* _Goal_
Say how many lines of these entries include the word "style", and answer with the number alone.

* _Data to process_

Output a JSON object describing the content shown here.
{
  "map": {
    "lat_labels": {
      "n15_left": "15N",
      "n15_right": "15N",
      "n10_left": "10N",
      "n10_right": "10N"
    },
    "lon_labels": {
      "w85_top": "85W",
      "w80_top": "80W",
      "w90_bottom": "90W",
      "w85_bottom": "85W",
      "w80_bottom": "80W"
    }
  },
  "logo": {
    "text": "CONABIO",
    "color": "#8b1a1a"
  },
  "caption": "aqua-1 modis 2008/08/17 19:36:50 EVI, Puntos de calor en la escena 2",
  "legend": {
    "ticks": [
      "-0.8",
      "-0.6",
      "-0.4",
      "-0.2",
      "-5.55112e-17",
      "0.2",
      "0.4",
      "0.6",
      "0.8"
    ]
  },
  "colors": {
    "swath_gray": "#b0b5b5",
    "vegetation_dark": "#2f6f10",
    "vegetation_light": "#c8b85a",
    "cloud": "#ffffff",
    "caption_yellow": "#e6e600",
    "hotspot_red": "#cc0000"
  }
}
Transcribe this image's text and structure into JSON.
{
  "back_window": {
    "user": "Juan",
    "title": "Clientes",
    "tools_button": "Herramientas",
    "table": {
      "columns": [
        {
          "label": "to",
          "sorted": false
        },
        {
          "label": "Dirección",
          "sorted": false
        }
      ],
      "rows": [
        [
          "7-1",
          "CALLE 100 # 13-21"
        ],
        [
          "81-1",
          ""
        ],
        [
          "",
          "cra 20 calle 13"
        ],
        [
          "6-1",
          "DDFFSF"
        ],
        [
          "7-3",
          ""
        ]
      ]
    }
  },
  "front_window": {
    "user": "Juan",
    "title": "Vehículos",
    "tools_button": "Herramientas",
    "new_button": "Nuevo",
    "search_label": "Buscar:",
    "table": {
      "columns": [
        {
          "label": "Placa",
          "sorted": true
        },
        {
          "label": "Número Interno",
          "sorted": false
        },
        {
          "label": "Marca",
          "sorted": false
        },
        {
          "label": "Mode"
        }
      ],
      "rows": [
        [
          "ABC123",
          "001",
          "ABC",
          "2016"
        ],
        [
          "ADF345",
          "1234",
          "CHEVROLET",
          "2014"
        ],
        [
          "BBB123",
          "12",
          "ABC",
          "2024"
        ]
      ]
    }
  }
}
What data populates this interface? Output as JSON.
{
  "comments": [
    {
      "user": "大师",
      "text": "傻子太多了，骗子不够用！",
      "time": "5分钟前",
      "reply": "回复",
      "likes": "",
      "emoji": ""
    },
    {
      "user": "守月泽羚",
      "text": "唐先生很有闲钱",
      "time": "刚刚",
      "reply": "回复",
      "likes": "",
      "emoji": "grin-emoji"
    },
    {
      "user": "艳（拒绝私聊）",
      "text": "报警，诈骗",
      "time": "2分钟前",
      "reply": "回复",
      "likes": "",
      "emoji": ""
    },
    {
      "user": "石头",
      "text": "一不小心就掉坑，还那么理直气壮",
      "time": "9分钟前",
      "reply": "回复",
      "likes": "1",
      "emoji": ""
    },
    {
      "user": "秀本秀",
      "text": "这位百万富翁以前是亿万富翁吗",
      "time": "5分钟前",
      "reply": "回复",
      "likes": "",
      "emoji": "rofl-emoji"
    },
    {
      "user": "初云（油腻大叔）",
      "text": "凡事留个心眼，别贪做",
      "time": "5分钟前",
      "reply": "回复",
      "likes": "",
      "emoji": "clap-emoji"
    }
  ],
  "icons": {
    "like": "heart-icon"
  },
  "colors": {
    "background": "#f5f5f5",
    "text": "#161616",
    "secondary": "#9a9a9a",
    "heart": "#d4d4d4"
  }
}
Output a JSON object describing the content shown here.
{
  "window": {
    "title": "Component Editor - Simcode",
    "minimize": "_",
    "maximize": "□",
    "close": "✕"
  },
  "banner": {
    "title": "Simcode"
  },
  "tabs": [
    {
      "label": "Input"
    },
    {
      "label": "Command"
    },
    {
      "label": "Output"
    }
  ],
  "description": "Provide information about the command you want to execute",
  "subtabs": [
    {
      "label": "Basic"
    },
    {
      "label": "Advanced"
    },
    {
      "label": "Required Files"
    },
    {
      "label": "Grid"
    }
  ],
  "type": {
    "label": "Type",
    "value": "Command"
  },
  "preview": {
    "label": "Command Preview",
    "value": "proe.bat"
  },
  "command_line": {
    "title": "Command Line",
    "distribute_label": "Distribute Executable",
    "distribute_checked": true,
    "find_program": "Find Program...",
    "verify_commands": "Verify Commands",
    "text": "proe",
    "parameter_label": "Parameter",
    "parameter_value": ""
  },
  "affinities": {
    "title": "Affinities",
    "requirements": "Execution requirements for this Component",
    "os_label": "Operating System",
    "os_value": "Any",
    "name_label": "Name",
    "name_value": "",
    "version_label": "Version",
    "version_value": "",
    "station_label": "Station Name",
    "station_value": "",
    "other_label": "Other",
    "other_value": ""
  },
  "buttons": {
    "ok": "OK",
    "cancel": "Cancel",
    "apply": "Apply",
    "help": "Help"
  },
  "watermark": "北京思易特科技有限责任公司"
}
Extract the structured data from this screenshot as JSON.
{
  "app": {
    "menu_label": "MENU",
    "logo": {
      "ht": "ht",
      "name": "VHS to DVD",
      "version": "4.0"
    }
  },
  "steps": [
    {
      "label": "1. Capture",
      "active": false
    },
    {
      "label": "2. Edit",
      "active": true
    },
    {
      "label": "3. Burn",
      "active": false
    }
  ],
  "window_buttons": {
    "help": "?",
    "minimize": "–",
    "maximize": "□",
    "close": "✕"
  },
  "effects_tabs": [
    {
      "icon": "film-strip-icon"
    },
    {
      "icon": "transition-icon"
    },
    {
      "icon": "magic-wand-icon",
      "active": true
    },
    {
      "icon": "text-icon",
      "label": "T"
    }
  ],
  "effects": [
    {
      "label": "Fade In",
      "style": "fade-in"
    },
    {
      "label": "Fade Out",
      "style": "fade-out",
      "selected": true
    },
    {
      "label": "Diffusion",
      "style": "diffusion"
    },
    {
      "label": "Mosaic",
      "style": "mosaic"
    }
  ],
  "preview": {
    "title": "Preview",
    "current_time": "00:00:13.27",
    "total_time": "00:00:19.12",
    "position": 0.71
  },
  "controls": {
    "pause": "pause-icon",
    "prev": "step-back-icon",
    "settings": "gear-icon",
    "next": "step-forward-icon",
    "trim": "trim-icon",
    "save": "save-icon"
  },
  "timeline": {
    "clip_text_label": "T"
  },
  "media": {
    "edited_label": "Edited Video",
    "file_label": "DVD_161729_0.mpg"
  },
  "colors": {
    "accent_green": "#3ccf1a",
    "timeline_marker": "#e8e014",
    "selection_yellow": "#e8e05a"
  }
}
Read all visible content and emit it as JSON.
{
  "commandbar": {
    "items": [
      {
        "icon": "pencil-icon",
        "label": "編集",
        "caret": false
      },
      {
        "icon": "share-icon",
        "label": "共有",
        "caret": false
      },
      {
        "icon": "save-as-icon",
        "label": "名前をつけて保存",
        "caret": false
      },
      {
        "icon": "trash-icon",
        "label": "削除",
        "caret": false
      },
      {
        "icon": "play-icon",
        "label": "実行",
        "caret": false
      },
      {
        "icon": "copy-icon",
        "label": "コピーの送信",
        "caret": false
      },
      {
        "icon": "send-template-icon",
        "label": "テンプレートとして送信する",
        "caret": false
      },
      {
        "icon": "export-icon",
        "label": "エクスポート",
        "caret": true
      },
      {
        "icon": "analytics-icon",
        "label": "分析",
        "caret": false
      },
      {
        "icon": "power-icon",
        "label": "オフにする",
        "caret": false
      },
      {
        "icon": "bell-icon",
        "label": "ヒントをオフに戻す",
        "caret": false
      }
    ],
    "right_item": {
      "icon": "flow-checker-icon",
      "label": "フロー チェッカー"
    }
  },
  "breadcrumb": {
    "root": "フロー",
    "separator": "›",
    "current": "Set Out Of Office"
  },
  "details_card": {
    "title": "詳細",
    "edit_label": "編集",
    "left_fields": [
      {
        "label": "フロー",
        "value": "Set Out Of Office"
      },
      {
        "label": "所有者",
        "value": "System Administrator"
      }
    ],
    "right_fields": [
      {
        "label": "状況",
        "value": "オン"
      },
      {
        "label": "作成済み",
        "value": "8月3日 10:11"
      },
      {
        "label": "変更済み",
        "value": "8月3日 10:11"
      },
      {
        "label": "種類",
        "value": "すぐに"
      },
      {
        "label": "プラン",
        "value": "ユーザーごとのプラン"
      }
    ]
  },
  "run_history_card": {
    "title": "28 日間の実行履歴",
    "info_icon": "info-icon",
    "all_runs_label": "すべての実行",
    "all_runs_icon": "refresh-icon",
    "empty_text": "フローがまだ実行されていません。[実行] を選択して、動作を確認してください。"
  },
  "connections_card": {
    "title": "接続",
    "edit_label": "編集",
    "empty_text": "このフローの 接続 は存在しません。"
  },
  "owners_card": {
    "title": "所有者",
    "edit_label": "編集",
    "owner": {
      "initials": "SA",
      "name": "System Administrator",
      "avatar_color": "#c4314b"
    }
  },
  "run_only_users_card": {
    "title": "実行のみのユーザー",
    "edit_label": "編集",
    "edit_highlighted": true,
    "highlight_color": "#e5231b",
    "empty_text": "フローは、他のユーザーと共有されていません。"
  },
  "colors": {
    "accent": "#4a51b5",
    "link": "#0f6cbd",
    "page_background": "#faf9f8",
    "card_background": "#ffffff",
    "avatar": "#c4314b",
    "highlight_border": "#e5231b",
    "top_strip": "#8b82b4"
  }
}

* _Task output_
4